==== Material shown ====

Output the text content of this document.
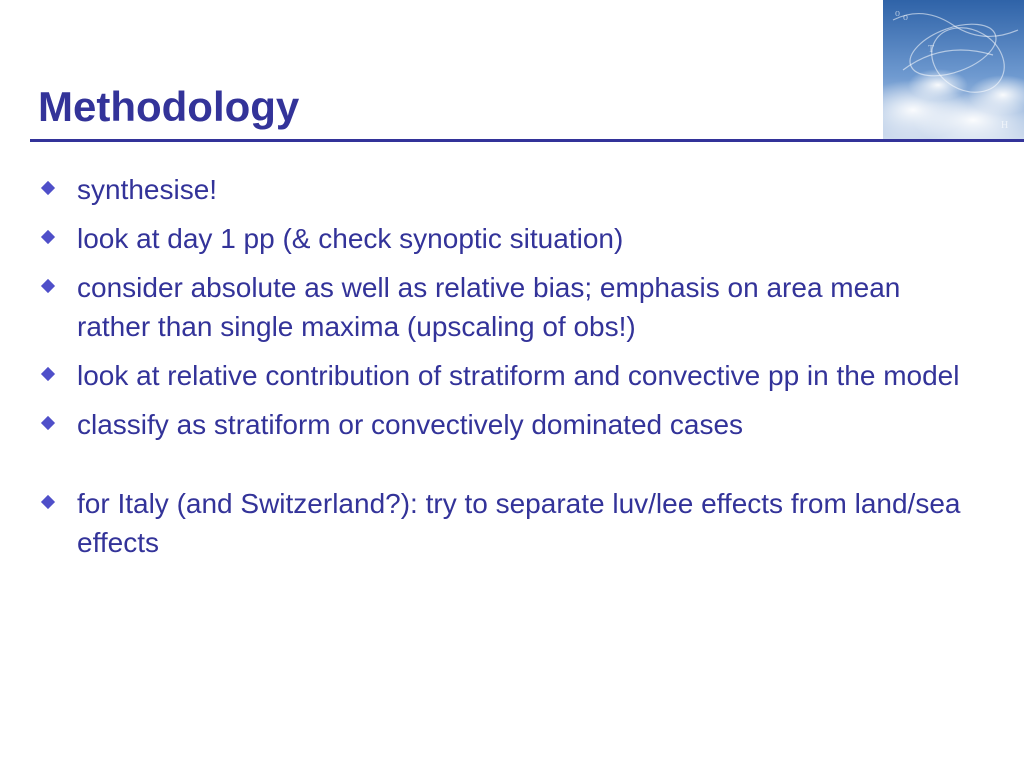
Methodology
o o
T
H
synthesise!
look at day 1 pp (& check synoptic situation)
consider absolute as well as relative bias; emphasis on area mean rather than single maxima (upscaling of obs!)
look at relative contribution of stratiform and convective pp in the model
classify as stratiform or convectively dominated cases
for Italy (and Switzerland?): try to separate luv/lee effects from land/sea effects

====

**Task details**
Copy down every line of the entries containing the word "relative".

**Correct result**
consider absolute as well as relative bias; emphasis on area mean rather than single maxima (upscaling of obs!)
look at relative contribution of stratiform and convective pp in the model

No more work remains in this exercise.